> Rows from a dataset
---+---

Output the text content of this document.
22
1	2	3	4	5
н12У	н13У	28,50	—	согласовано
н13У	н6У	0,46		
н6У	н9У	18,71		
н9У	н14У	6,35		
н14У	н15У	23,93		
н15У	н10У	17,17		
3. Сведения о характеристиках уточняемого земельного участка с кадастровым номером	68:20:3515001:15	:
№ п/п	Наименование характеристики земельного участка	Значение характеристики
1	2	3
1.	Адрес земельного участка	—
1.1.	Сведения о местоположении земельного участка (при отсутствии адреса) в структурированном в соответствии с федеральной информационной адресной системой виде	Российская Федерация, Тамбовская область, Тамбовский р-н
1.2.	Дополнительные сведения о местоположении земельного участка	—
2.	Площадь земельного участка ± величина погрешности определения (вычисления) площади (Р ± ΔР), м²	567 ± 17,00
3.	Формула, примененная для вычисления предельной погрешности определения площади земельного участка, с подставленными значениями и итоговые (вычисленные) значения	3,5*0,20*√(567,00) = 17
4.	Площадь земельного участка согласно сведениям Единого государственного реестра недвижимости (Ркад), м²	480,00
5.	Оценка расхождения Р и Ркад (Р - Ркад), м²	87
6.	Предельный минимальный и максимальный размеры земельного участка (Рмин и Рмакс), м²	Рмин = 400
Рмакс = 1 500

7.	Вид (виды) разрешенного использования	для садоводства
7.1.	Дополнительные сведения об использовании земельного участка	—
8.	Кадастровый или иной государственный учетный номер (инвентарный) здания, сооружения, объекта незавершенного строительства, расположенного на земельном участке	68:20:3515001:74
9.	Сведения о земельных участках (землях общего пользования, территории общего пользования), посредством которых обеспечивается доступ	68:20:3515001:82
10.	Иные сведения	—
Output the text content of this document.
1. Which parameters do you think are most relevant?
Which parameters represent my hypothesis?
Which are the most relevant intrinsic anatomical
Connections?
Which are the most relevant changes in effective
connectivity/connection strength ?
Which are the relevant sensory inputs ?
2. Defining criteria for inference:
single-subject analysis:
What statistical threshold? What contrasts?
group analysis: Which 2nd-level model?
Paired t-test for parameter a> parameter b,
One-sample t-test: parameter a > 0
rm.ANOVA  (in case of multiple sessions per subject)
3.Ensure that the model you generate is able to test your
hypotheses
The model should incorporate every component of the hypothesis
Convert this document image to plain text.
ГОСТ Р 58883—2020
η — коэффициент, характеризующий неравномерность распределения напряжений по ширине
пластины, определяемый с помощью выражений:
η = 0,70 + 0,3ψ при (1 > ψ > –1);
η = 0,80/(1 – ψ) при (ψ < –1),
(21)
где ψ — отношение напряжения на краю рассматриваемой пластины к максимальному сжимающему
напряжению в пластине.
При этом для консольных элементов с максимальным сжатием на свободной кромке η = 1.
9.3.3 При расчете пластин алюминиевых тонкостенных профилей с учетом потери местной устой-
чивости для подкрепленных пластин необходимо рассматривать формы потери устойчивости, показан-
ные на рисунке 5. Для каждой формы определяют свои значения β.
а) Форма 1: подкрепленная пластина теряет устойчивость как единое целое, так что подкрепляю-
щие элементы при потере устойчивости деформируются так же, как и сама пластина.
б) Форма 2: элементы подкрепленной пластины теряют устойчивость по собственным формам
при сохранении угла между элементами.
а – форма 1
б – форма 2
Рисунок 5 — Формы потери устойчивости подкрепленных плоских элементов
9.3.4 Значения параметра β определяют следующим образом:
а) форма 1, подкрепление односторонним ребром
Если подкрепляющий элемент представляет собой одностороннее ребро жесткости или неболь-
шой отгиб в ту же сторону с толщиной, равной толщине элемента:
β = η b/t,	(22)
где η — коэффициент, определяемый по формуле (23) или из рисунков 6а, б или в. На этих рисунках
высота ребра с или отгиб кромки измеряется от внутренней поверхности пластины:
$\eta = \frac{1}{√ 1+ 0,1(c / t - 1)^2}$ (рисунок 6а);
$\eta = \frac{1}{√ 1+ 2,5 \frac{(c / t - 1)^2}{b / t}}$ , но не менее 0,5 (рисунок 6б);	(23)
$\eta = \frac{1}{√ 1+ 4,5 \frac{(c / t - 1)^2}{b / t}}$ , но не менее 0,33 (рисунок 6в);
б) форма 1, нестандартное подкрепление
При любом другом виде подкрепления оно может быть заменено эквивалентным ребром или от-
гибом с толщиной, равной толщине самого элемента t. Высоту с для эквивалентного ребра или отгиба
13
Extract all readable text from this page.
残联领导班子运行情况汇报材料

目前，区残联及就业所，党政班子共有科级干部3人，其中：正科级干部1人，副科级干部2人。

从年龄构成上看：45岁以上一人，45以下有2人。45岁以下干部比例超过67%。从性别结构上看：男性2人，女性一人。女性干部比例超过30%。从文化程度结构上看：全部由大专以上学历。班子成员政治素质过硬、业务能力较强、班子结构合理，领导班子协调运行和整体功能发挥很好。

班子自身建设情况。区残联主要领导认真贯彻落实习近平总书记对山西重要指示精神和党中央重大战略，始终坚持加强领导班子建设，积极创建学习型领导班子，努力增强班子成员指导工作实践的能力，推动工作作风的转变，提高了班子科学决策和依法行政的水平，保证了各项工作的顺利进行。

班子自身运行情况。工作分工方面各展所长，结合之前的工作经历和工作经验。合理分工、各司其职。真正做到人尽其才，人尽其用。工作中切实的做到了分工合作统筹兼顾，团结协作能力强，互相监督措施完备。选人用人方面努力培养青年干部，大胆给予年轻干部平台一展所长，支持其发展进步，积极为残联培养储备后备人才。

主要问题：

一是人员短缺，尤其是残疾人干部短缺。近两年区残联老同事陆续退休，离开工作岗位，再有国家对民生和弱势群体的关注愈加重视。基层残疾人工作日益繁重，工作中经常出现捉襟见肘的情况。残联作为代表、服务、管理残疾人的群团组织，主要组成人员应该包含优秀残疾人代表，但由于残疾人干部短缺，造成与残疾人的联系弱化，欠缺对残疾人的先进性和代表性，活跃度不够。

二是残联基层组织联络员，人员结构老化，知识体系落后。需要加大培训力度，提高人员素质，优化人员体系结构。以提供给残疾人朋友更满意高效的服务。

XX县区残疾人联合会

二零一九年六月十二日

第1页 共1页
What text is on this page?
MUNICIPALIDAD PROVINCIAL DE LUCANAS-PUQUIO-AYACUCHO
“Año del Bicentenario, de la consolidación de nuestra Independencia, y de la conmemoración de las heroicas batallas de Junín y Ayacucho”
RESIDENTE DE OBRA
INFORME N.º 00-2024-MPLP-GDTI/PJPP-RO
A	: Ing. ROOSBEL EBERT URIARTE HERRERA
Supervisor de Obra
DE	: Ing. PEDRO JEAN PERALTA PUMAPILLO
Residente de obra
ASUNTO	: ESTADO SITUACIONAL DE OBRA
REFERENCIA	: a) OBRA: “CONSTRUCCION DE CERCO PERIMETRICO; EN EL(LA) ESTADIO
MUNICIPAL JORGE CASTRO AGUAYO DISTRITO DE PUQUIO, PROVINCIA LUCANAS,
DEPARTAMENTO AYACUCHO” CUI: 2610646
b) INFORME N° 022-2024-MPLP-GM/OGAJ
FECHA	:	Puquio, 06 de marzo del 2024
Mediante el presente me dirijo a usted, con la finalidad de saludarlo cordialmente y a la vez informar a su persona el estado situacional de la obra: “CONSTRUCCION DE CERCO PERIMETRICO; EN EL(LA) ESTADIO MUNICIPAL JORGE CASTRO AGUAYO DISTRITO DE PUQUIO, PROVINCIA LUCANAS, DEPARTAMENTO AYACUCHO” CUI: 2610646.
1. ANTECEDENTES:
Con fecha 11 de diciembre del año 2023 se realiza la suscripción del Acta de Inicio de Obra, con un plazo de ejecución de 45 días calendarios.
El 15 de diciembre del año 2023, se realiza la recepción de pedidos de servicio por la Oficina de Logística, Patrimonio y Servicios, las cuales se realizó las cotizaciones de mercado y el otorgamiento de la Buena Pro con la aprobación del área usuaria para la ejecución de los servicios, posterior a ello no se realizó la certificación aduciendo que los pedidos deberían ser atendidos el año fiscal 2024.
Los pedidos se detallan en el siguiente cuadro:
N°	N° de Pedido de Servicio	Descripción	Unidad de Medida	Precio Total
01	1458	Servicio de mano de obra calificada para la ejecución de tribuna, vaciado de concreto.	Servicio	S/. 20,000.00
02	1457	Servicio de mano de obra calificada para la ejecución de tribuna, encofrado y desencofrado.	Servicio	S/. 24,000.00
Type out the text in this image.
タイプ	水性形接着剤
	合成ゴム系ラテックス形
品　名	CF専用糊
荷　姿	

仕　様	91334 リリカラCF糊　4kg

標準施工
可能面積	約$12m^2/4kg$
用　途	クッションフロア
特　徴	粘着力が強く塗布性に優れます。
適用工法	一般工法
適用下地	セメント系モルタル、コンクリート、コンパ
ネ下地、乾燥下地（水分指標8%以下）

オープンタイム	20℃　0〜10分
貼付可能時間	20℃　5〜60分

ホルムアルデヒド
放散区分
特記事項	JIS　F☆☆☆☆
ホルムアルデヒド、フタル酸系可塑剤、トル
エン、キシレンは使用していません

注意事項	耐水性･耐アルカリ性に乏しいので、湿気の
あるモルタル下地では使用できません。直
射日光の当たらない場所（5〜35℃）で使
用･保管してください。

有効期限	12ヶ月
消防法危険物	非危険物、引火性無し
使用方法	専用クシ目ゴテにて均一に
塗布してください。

---+---

> Task description
Extract every line containing the string "this" from the material.

> In response
Output the text content of this document.
Output the text content of this document.
Convert this document image to plain text.
Extract all readable text from this page.
What text is on this page?
Type out the text in this image.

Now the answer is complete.